**The task:** Copy nothing but the text: reproduce each line of the listing exactly and leave the pictures out.

** START **

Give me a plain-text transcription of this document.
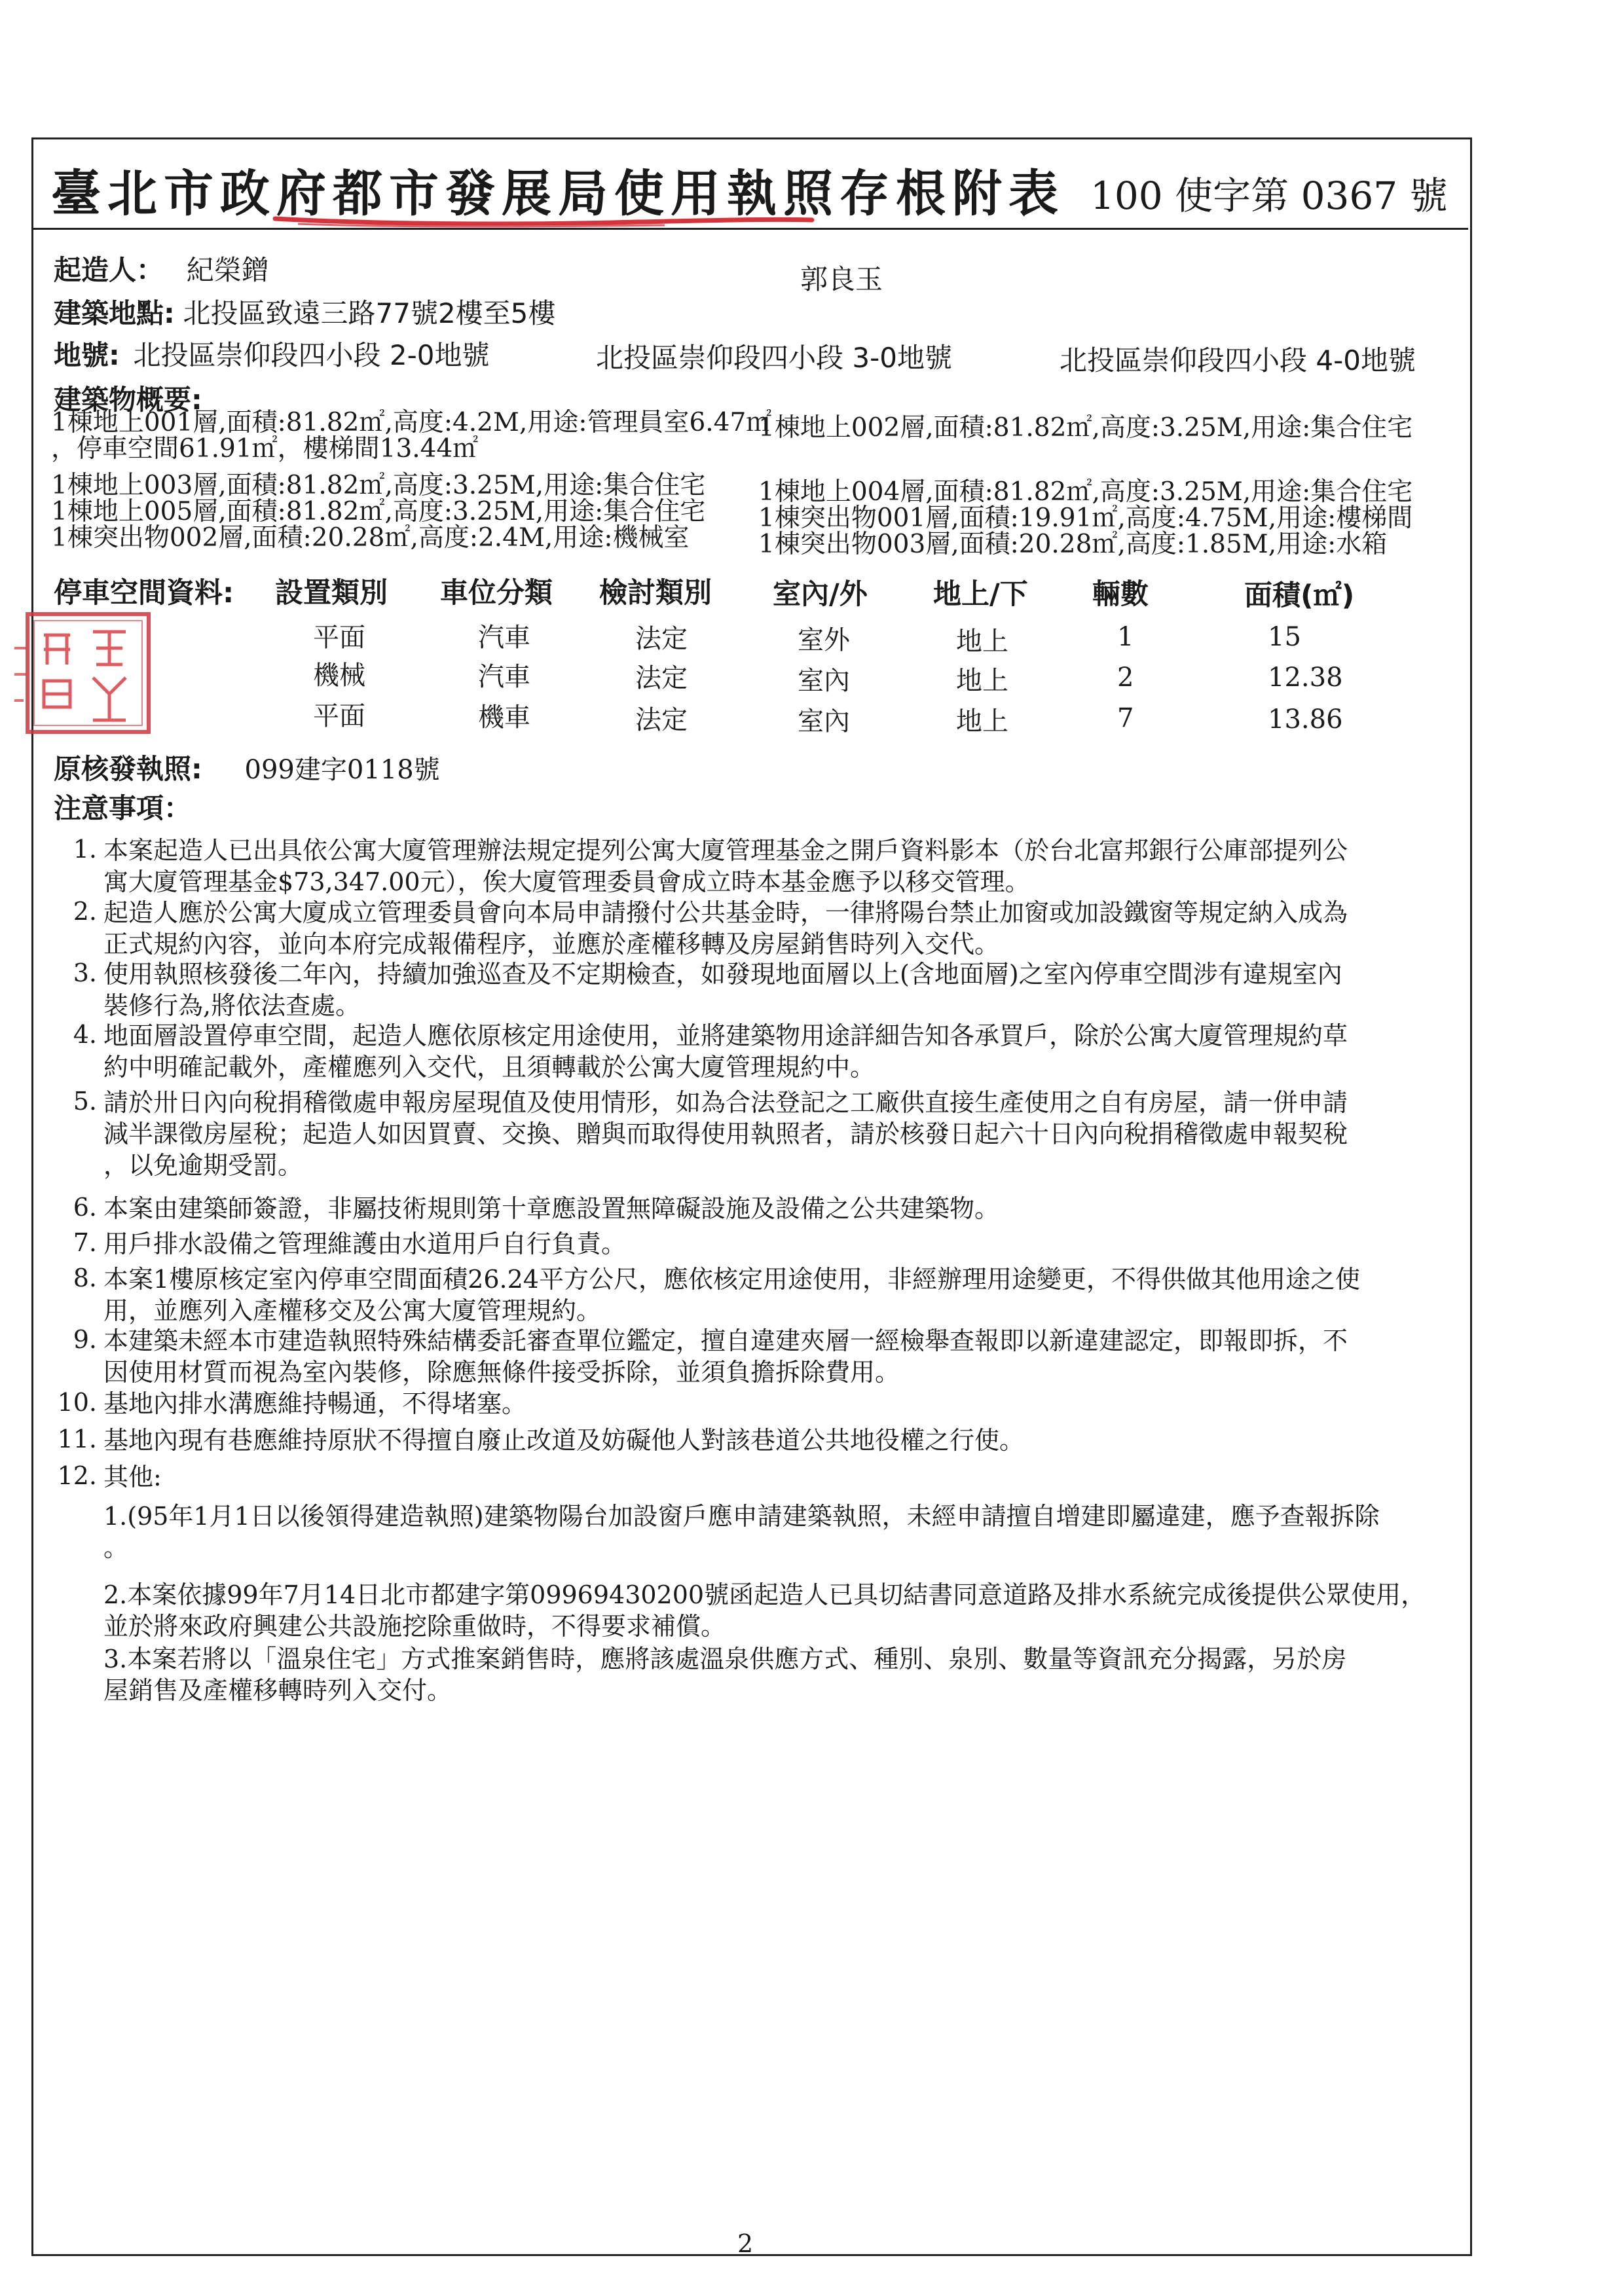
臺北市政府都市發展局使用執照存根附表 100 使字第 0367 號
起造人： 紀榮鏳	郭良玉
建築地點: 北投區致遠三路77號2樓至5樓
地號: 北投區崇仰段四小段 2-0地號	北投區崇仰段四小段 3-0地號	北投區崇仰段四小段 4-0地號
建築物概要:
1棟地上001層,面積:81.82㎡,高度:4.2M,用途:管理員室6.47㎡
，停車空間61.91㎡，樓梯間13.44㎡
1棟地上003層,面積:81.82㎡,高度:3.25M,用途:集合住宅
1棟地上005層,面積:81.82㎡,高度:3.25M,用途:集合住宅
1棟突出物002層,面積:20.28㎡,高度:2.4M,用途:機械室
1棟地上002層,面積:81.82㎡,高度:3.25M,用途:集合住宅
1棟地上004層,面積:81.82㎡,高度:3.25M,用途:集合住宅
1棟突出物001層,面積:19.91㎡,高度:4.75M,用途:樓梯間
1棟突出物003層,面積:20.28㎡,高度:1.85M,用途:水箱
停車空間資料: 設置類別 車位分類 檢討類別 室內/外 地上/下 輛數	面積(㎡)
平面	汽車	法定	室外	地上	1	15
機械	汽車	法定	室內	地上	2	12.38
平面	機車	法定	室內	地上	7	13.86
原核發執照: 099建字0118號
注意事項：
1. 本案起造人已出具依公寓大廈管理辦法規定提列公寓大廈管理基金之開戶資料影本（於台北富邦銀行公庫部提列公
寓大廈管理基金$73,347.00元），俟大廈管理委員會成立時本基金應予以移交管理。
2. 起造人應於公寓大廈成立管理委員會向本局申請撥付公共基金時，一律將陽台禁止加窗或加設鐵窗等規定納入成為
正式規約內容，並向本府完成報備程序，並應於產權移轉及房屋銷售時列入交代。
3. 使用執照核發後二年內，持續加強巡查及不定期檢查，如發現地面層以上(含地面層)之室內停車空間涉有違規室內
裝修行為,將依法查處。
4. 地面層設置停車空間，起造人應依原核定用途使用，並將建築物用途詳細告知各承買戶，除於公寓大廈管理規約草
約中明確記載外，產權應列入交代，且須轉載於公寓大廈管理規約中。
5. 請於卅日內向稅捐稽徵處申報房屋現值及使用情形，如為合法登記之工廠供直接生產使用之自有房屋，請一併申請
減半課徵房屋稅；起造人如因買賣、交換、贈與而取得使用執照者，請於核發日起六十日內向稅捐稽徵處申報契稅
，以免逾期受罰。
6. 本案由建築師簽證，非屬技術規則第十章應設置無障礙設施及設備之公共建築物。
7. 用戶排水設備之管理維護由水道用戶自行負責。
8. 本案1樓原核定室內停車空間面積26.24平方公尺，應依核定用途使用，非經辦理用途變更，不得供做其他用途之使
用，並應列入產權移交及公寓大廈管理規約。
9. 本建築未經本市建造執照特殊結構委託審查單位鑑定，擅自違建夾層一經檢舉查報即以新違建認定，即報即拆，不
因使用材質而視為室內裝修，除應無條件接受拆除，並須負擔拆除費用。
10. 基地內排水溝應維持暢通，不得堵塞。
11. 基地內現有巷應維持原狀不得擅自廢止改道及妨礙他人對該巷道公共地役權之行使。
12. 其他:
1.(95年1月1日以後領得建造執照)建築物陽台加設窗戶應申請建築執照，未經申請擅自增建即屬違建，應予查報拆除
。
2.本案依據99年7月14日北市都建字第09969430200號函起造人已具切結書同意道路及排水系統完成後提供公眾使用，
並於將來政府興建公共設施挖除重做時，不得要求補償。
3.本案若將以「溫泉住宅」方式推案銷售時，應將該處溫泉供應方式、種別、泉別、數量等資訊充分揭露，另於房
屋銷售及產權移轉時列入交付。
2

** END **

**Answer in full:**
Give me a plain-text transcription of this document.
臺北市政府都市發展局使用執照存根附表 100 使字第 0367 號
起造人： 紀榮鏳	郭良玉
建築地點: 北投區致遠三路77號2樓至5樓
地號: 北投區崇仰段四小段 2-0地號	北投區崇仰段四小段 3-0地號	北投區崇仰段四小段 4-0地號
建築物概要:
1棟地上001層,面積:81.82㎡,高度:4.2M,用途:管理員室6.47㎡
，停車空間61.91㎡，樓梯間13.44㎡
1棟地上003層,面積:81.82㎡,高度:3.25M,用途:集合住宅
1棟地上005層,面積:81.82㎡,高度:3.25M,用途:集合住宅
1棟突出物002層,面積:20.28㎡,高度:2.4M,用途:機械室
1棟地上002層,面積:81.82㎡,高度:3.25M,用途:集合住宅
1棟地上004層,面積:81.82㎡,高度:3.25M,用途:集合住宅
1棟突出物001層,面積:19.91㎡,高度:4.75M,用途:樓梯間
1棟突出物003層,面積:20.28㎡,高度:1.85M,用途:水箱
停車空間資料: 設置類別 車位分類 檢討類別 室內/外 地上/下 輛數	面積(㎡)
平面	汽車	法定	室外	地上	1	15
機械	汽車	法定	室內	地上	2	12.38
平面	機車	法定	室內	地上	7	13.86
原核發執照: 099建字0118號
注意事項：
1. 本案起造人已出具依公寓大廈管理辦法規定提列公寓大廈管理基金之開戶資料影本（於台北富邦銀行公庫部提列公
寓大廈管理基金$73,347.00元），俟大廈管理委員會成立時本基金應予以移交管理。
2. 起造人應於公寓大廈成立管理委員會向本局申請撥付公共基金時，一律將陽台禁止加窗或加設鐵窗等規定納入成為
正式規約內容，並向本府完成報備程序，並應於產權移轉及房屋銷售時列入交代。
3. 使用執照核發後二年內，持續加強巡查及不定期檢查，如發現地面層以上(含地面層)之室內停車空間涉有違規室內
裝修行為,將依法查處。
4. 地面層設置停車空間，起造人應依原核定用途使用，並將建築物用途詳細告知各承買戶，除於公寓大廈管理規約草
約中明確記載外，產權應列入交代，且須轉載於公寓大廈管理規約中。
5. 請於卅日內向稅捐稽徵處申報房屋現值及使用情形，如為合法登記之工廠供直接生產使用之自有房屋，請一併申請
減半課徵房屋稅；起造人如因買賣、交換、贈與而取得使用執照者，請於核發日起六十日內向稅捐稽徵處申報契稅
，以免逾期受罰。
6. 本案由建築師簽證，非屬技術規則第十章應設置無障礙設施及設備之公共建築物。
7. 用戶排水設備之管理維護由水道用戶自行負責。
8. 本案1樓原核定室內停車空間面積26.24平方公尺，應依核定用途使用，非經辦理用途變更，不得供做其他用途之使
用，並應列入產權移交及公寓大廈管理規約。
9. 本建築未經本市建造執照特殊結構委託審查單位鑑定，擅自違建夾層一經檢舉查報即以新違建認定，即報即拆，不
因使用材質而視為室內裝修，除應無條件接受拆除，並須負擔拆除費用。
10. 基地內排水溝應維持暢通，不得堵塞。
11. 基地內現有巷應維持原狀不得擅自廢止改道及妨礙他人對該巷道公共地役權之行使。
12. 其他:
1.(95年1月1日以後領得建造執照)建築物陽台加設窗戶應申請建築執照，未經申請擅自增建即屬違建，應予查報拆除
。
2.本案依據99年7月14日北市都建字第09969430200號函起造人已具切結書同意道路及排水系統完成後提供公眾使用，
並於將來政府興建公共設施挖除重做時，不得要求補償。
3.本案若將以「溫泉住宅」方式推案銷售時，應將該處溫泉供應方式、種別、泉別、數量等資訊充分揭露，另於房
屋銷售及產權移轉時列入交付。
2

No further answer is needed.